# [What you will do]
Check each line of the listing for the string "Real", then state how many lines have it. Only the number is wanted.

# [Dataset rows]
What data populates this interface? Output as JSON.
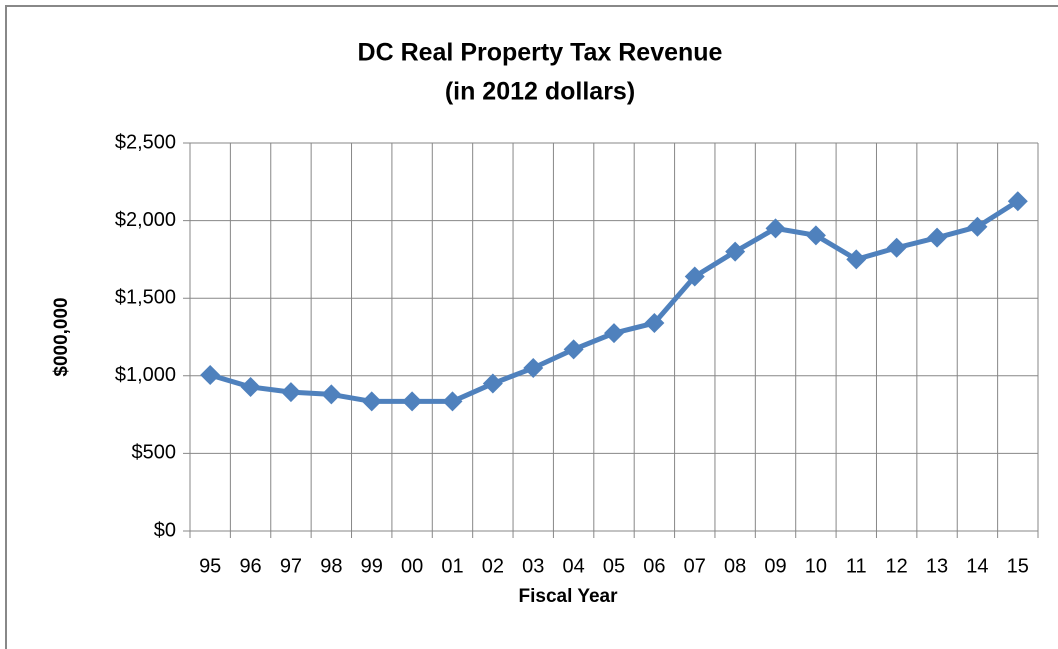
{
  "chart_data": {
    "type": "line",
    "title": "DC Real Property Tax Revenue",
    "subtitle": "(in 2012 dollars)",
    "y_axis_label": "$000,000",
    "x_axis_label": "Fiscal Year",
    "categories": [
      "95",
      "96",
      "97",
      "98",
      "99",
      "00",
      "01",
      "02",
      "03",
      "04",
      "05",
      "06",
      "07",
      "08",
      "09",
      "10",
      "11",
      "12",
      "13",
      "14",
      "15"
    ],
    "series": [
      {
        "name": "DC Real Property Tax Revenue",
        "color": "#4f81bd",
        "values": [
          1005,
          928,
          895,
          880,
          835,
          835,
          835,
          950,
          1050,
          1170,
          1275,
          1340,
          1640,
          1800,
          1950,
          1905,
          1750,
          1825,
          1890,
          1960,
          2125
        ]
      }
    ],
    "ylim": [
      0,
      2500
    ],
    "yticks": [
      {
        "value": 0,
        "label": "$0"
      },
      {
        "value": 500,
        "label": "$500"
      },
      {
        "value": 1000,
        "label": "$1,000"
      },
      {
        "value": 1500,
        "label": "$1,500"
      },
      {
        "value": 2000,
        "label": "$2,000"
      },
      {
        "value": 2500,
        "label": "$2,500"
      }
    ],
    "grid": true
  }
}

# [Solution to the problem]
2